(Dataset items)
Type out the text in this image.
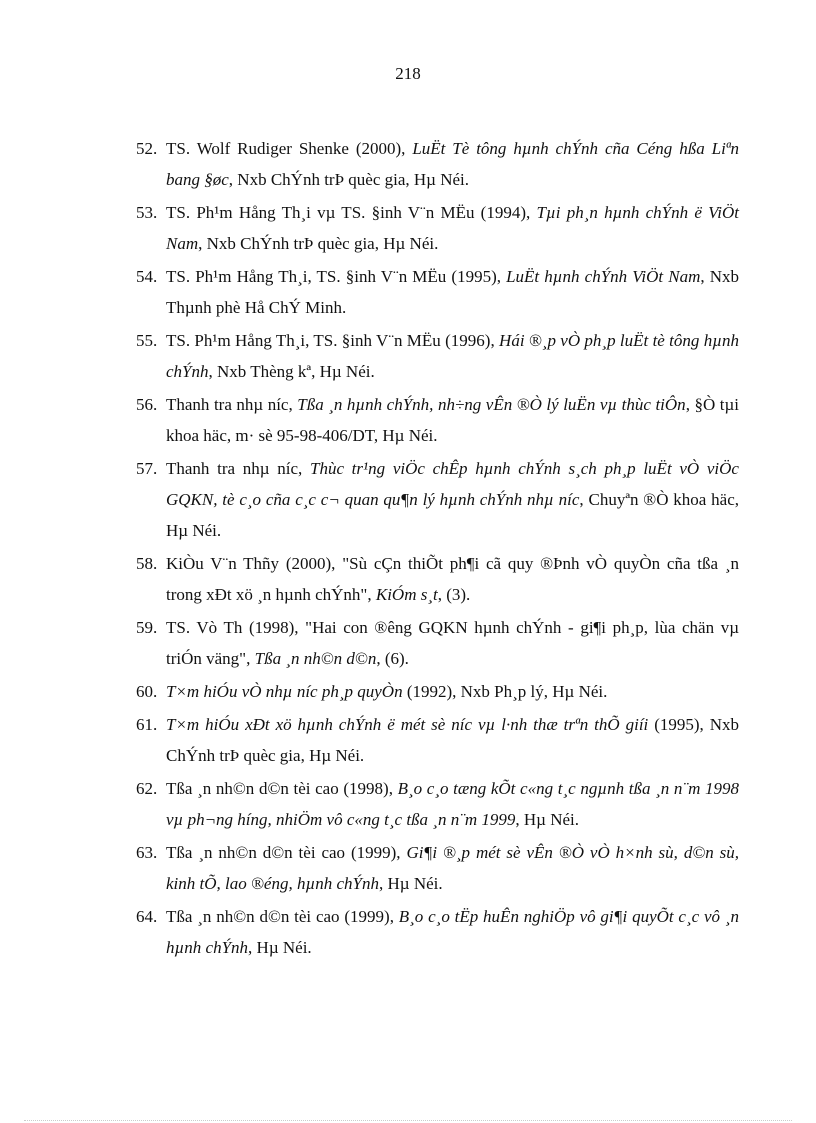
218
52. TS. Wolf Rudiger Shenke (2000), LuËt Tè tông hµnh chÝnh cña Céng hßa Liªn bang §øc, Nxb ChÝnh trÞ quèc gia, Hµ Néi.
53. TS. Ph¹m Hång Th¸i vµ TS. §inh V¨n MËu (1994), Tµi ph¸n hµnh chÝnh ë ViÖt Nam, Nxb ChÝnh trÞ quèc gia, Hµ Néi.
54. TS. Ph¹m Hång Th¸i, TS. §inh V¨n MËu (1995), LuËt hµnh chÝnh ViÖt Nam, Nxb Thµnh phè Hå ChÝ Minh.
55. TS. Ph¹m Hång Th¸i, TS. §inh V¨n MËu (1996), Hái ®¸p vÒ ph¸p luËt tè tông hµnh chÝnh, Nxb Thèng kª, Hµ Néi.
56. Thanh tra nhµ níc, Tßa ¸n hµnh chÝnh, nh÷ng vÊn ®Ò lý luËn vµ thùc tiÔn, §Ò tµi khoa häc, m· sè 95-98-406/DT, Hµ Néi.
57. Thanh tra nhµ níc, Thùc tr¹ng viÖc chÊp hµnh chÝnh s¸ch ph¸p luËt vÒ viÖc GQKN, tè c¸o cña c¸c c¬ quan qu¶n lý hµnh chÝnh nhµ níc, Chuyªn ®Ò khoa häc, Hµ Néi.
58. KiÒu V¨n Thñy (2000), "Sù cÇn thiÕt ph¶i cã quy ®Þnh vÒ quyÒn cña tßa ¸n trong xÐt xö ¸n hµnh chÝnh", KiÓm s¸t, (3).
59. TS. Vò Th (1998), "Hai con ®êng GQKN hµnh chÝnh - gi¶i ph¸p, lùa chän vµ triÓn väng", Tßa ¸n nh©n d©n, (6).
60. T×m hiÓu vÒ nhµ níc ph¸p quyÒn (1992), Nxb Ph¸p lý, Hµ Néi.
61. T×m hiÓu xÐt xö hµnh chÝnh ë mét sè níc vµ l·nh thæ trªn thÕ giíi (1995), Nxb ChÝnh trÞ quèc gia, Hµ Néi.
62. Tßa ¸n nh©n d©n tèi cao (1998), B¸o c¸o tæng kÕt c«ng t¸c ngµnh tßa ¸n n¨m 1998 vµ ph¬ng híng, nhiÖm vô c«ng t¸c tßa ¸n n¨m 1999, Hµ Néi.
63. Tßa ¸n nh©n d©n tèi cao (1999), Gi¶i ®¸p mét sè vÊn ®Ò vÒ h×nh sù, d©n sù, kinh tÕ, lao ®éng, hµnh chÝnh, Hµ Néi.
64. Tßa ¸n nh©n d©n tèi cao (1999), B¸o c¸o tËp huÊn nghiÖp vô gi¶i quyÕt c¸c vô ¸n hµnh chÝnh, Hµ Néi.
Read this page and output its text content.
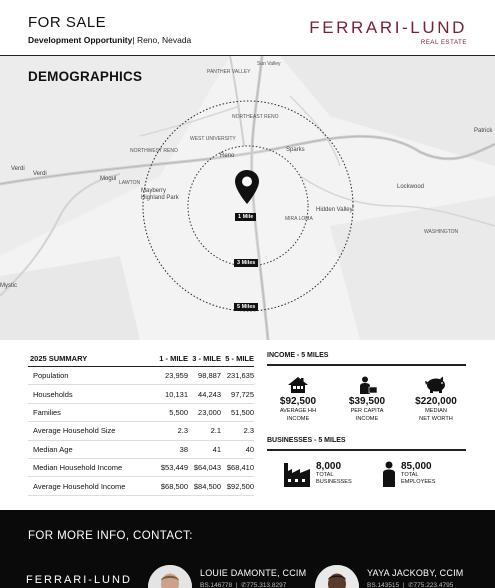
FOR SALE
Development Opportunity| Reno, Nevada
FERRARI-LUND
REAL ESTATE
DEMOGRAPHICS
Sun Valley
PANTHER VALLEY
NORTHEAST RENO
WEST UNIVERSITY
NORTHWEST RENO
Reno
Sparks
Patrick
Verdi
Verdi
Mogul
LAWTON
Mayberry Highland Park
Lockwood
Hidden Valley
MIRA LOMA
WASHINGTON
Mystic
1 Mile
3 Miles
5 Miles
2025 SUMMARY	1 - MILE 3 - MILE 5 - MILE
Population	23,959	98,887 231,635
Households	10,131	44,243	97,725
Families	5,500	23,000	51,500
Average Household Size	2.3	2.1	2.3
Median Age	38	41	40
Median Household Income	$53,449 $64,043 $68,410
Average Household Income	$68,500 $84,500 $92,500
INCOME - 5 MILES
$92,500
AVERAGE HH
INCOME
$39,500
PER CAPITA
INCOME
$220,000
MEDIAN
NET WORTH
BUSINESSES - 5 MILES
8,000
TOTAL
BUSINESSES
85,000
TOTAL
EMPLOYEES
FOR MORE INFO, CONTACT:
FERRARI-LUND
LOUIE DAMONTE, CCIM
BS.146778  |  ✆775.313.8297
YAYA JACKOBY, CCIM
BS.143515  |  ✆775.223.4795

THE REQUEST
From the listing above, collect each line in which the string "quyÒn" appears.

SOLUTION TO THIS TASK
58. KiÒu V¨n Thñy (2000), "Sù cÇn thiÕt ph¶i cã quy ®Þnh vÒ quyÒn cña tßa ¸n trong xÐt xö ¸n hµnh chÝnh", KiÓm s¸t, (3).
60. T×m hiÓu vÒ nhµ níc ph¸p quyÒn (1992), Nxb Ph¸p lý, Hµ Néi.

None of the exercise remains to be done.